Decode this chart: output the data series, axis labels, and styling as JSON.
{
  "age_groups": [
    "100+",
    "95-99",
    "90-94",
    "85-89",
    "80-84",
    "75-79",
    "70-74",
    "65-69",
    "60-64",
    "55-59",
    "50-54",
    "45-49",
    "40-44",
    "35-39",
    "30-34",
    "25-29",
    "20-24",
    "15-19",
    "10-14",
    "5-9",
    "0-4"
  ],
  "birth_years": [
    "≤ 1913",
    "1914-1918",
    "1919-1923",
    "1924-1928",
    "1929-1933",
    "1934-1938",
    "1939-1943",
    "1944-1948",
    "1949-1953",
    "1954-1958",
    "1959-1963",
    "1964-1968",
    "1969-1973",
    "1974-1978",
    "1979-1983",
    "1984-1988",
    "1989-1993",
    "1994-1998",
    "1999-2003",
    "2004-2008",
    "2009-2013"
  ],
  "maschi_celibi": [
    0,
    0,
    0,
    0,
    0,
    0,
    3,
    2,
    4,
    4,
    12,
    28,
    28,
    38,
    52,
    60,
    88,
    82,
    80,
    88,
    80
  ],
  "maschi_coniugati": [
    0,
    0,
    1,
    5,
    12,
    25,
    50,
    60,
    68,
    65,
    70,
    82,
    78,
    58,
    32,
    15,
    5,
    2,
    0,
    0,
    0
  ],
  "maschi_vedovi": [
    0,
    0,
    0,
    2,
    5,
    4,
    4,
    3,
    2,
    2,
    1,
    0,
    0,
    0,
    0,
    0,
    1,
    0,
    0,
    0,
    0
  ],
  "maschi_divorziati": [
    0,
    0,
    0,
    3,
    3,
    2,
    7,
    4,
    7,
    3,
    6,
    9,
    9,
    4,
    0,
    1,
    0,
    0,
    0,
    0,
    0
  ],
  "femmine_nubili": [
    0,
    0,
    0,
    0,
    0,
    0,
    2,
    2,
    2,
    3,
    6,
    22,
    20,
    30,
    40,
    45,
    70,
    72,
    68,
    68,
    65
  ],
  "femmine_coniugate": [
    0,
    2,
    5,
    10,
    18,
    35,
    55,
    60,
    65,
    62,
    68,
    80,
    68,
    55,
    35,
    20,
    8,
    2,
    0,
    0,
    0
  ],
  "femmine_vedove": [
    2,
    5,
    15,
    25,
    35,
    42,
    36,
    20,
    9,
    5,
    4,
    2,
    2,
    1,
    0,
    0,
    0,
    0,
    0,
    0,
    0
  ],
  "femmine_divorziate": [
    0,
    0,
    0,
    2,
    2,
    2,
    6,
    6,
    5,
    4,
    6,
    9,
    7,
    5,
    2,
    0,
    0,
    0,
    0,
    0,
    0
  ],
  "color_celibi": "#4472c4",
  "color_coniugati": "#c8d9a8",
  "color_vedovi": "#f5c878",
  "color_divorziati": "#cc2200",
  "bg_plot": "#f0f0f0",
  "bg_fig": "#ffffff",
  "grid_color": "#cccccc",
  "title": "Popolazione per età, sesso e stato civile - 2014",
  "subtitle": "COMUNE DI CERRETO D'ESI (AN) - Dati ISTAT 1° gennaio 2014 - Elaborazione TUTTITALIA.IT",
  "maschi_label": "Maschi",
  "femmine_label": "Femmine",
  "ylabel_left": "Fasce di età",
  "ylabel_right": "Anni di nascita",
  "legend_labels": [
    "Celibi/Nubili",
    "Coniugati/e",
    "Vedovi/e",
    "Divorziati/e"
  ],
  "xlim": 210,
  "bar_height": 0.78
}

..........

WHAT NEEDS TO BE DONE
Using the material above, print every entry exactly as written.

FINISHED EXERCISE
Decode this chart: output the data series, axis labels, and styling as JSON.
{
  "age_groups": [
    "100+",
    "95-99",
    "90-94",
    "85-89",
    "80-84",
    "75-79",
    "70-74",
    "65-69",
    "60-64",
    "55-59",
    "50-54",
    "45-49",
    "40-44",
    "35-39",
    "30-34",
    "25-29",
    "20-24",
    "15-19",
    "10-14",
    "5-9",
    "0-4"
  ],
  "birth_years": [
    "≤ 1913",
    "1914-1918",
    "1919-1923",
    "1924-1928",
    "1929-1933",
    "1934-1938",
    "1939-1943",
    "1944-1948",
    "1949-1953",
    "1954-1958",
    "1959-1963",
    "1964-1968",
    "1969-1973",
    "1974-1978",
    "1979-1983",
    "1984-1988",
    "1989-1993",
    "1994-1998",
    "1999-2003",
    "2004-2008",
    "2009-2013"
  ],
  "maschi_celibi": [
    0,
    0,
    0,
    0,
    0,
    0,
    3,
    2,
    4,
    4,
    12,
    28,
    28,
    38,
    52,
    60,
    88,
    82,
    80,
    88,
    80
  ],
  "maschi_coniugati": [
    0,
    0,
    1,
    5,
    12,
    25,
    50,
    60,
    68,
    65,
    70,
    82,
    78,
    58,
    32,
    15,
    5,
    2,
    0,
    0,
    0
  ],
  "maschi_vedovi": [
    0,
    0,
    0,
    2,
    5,
    4,
    4,
    3,
    2,
    2,
    1,
    0,
    0,
    0,
    0,
    0,
    1,
    0,
    0,
    0,
    0
  ],
  "maschi_divorziati": [
    0,
    0,
    0,
    3,
    3,
    2,
    7,
    4,
    7,
    3,
    6,
    9,
    9,
    4,
    0,
    1,
    0,
    0,
    0,
    0,
    0
  ],
  "femmine_nubili": [
    0,
    0,
    0,
    0,
    0,
    0,
    2,
    2,
    2,
    3,
    6,
    22,
    20,
    30,
    40,
    45,
    70,
    72,
    68,
    68,
    65
  ],
  "femmine_coniugate": [
    0,
    2,
    5,
    10,
    18,
    35,
    55,
    60,
    65,
    62,
    68,
    80,
    68,
    55,
    35,
    20,
    8,
    2,
    0,
    0,
    0
  ],
  "femmine_vedove": [
    2,
    5,
    15,
    25,
    35,
    42,
    36,
    20,
    9,
    5,
    4,
    2,
    2,
    1,
    0,
    0,
    0,
    0,
    0,
    0,
    0
  ],
  "femmine_divorziate": [
    0,
    0,
    0,
    2,
    2,
    2,
    6,
    6,
    5,
    4,
    6,
    9,
    7,
    5,
    2,
    0,
    0,
    0,
    0,
    0,
    0
  ],
  "color_celibi": "#4472c4",
  "color_coniugati": "#c8d9a8",
  "color_vedovi": "#f5c878",
  "color_divorziati": "#cc2200",
  "bg_plot": "#f0f0f0",
  "bg_fig": "#ffffff",
  "grid_color": "#cccccc",
  "title": "Popolazione per età, sesso e stato civile - 2014",
  "subtitle": "COMUNE DI CERRETO D'ESI (AN) - Dati ISTAT 1° gennaio 2014 - Elaborazione TUTTITALIA.IT",
  "maschi_label": "Maschi",
  "femmine_label": "Femmine",
  "ylabel_left": "Fasce di età",
  "ylabel_right": "Anni di nascita",
  "legend_labels": [
    "Celibi/Nubili",
    "Coniugati/e",
    "Vedovi/e",
    "Divorziati/e"
  ],
  "xlim": 210,
  "bar_height": 0.78
}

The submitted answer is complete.